▶ _GOAL OF THE EXERCISE_
Scan the entries below. List each line with "público".

▶ _ENTRIES SHOWN_
────────────────────────────────────────
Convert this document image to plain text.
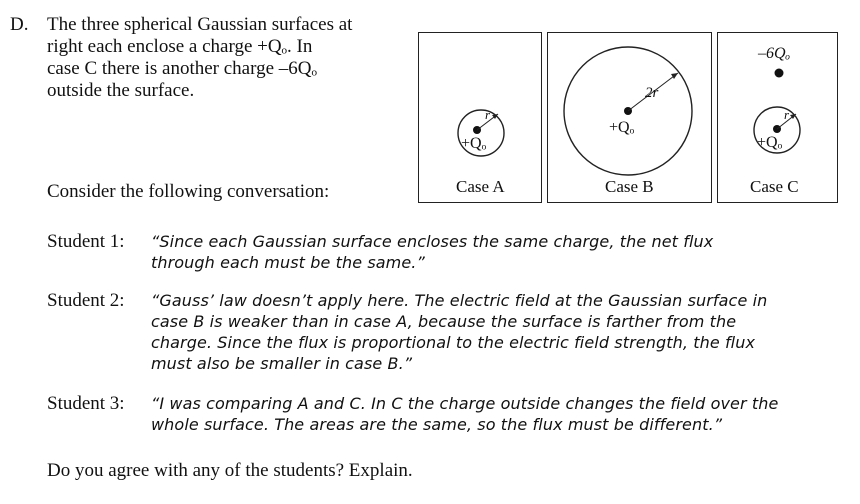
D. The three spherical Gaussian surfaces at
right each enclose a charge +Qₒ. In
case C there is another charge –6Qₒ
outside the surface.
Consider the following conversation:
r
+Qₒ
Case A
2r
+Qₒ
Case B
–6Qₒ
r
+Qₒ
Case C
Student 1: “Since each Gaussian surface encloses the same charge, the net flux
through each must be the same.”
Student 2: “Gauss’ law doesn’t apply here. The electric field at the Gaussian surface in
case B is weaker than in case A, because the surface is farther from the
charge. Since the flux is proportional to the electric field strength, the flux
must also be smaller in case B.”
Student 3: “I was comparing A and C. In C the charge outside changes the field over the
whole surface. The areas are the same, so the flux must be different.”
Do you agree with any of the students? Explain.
────────────────────────────────────────
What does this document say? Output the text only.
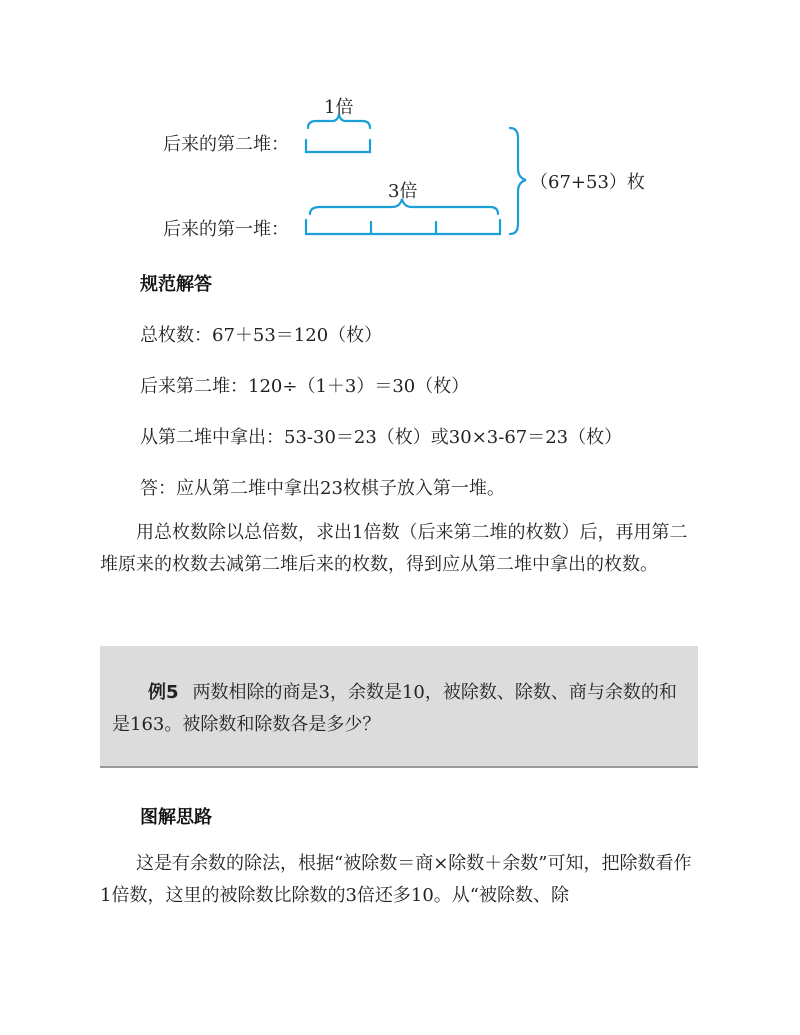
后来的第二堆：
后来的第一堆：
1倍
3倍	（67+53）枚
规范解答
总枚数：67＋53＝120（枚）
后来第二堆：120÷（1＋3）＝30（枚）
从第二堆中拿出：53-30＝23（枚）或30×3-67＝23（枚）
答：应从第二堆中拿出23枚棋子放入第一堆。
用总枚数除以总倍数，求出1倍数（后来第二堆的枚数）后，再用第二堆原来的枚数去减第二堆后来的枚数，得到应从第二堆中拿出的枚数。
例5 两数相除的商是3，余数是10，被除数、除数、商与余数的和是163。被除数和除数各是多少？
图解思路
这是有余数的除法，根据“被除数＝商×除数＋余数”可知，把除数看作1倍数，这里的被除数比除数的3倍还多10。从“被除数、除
────────────────────────────────────────
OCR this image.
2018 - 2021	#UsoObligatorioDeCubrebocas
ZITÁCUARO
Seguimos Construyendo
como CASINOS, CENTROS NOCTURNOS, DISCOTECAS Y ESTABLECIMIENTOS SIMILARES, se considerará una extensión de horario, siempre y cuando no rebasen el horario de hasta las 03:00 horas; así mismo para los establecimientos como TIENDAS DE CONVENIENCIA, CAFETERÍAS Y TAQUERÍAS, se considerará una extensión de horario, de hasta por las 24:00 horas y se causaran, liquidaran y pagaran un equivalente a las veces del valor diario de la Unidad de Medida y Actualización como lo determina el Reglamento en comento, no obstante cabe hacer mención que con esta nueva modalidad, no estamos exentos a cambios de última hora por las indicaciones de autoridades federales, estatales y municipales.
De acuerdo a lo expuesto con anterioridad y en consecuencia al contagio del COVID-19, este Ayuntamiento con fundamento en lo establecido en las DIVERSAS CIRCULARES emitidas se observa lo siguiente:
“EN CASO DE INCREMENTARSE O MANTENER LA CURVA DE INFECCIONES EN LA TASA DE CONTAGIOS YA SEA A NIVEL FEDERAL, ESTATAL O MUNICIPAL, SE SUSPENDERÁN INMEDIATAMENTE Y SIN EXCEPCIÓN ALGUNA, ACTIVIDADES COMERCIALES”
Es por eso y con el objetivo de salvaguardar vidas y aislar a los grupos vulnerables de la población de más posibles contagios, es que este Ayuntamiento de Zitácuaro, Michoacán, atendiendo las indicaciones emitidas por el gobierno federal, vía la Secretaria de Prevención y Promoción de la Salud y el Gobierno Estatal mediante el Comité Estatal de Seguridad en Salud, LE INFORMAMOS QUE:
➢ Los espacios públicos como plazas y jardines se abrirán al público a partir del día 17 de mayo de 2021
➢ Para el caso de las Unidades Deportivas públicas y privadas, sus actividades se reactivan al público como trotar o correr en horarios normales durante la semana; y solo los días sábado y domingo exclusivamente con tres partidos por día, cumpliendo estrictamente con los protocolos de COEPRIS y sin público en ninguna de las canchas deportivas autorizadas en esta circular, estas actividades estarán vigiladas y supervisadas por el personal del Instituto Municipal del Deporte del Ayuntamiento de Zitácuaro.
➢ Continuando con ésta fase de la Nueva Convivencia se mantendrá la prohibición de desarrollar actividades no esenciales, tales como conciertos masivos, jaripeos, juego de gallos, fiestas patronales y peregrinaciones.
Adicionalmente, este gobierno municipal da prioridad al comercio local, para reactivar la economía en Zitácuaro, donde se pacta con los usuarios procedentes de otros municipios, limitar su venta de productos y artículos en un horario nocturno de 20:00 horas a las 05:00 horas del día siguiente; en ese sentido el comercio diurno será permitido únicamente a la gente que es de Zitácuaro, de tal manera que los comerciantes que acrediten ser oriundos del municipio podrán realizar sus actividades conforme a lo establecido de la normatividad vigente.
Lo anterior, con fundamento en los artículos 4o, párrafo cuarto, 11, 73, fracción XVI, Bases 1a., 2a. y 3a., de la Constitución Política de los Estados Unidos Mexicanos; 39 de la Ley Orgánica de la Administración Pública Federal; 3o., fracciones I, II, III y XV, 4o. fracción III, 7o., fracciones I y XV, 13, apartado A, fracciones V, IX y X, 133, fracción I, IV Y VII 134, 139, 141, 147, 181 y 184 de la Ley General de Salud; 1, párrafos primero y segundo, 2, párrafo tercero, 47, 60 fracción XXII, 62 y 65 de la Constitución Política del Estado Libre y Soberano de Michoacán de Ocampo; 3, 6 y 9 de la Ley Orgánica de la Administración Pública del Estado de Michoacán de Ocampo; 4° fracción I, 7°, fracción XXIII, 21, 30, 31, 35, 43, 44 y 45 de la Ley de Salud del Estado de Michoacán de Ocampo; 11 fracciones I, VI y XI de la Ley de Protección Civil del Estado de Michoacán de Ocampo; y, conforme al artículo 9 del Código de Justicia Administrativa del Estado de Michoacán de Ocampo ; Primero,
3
────────────────────────────────────────
▶ _FULL OUTPUT_
➢ Los espacios públicos como plazas y jardines se abrirán al público a partir del día 17 de mayo de 2021
➢ Para el caso de las Unidades Deportivas públicas y privadas, sus actividades se reactivan al público como trotar o correr en horarios normales durante la semana; y solo los días sábado y domingo exclusivamente con tres partidos por día, cumpliendo estrictamente con los protocolos de COEPRIS y sin público en ninguna de las canchas deportivas autorizadas en esta circular, estas actividades estarán vigiladas y supervisadas por el personal del Instituto Municipal del Deporte del Ayuntamiento de Zitácuaro.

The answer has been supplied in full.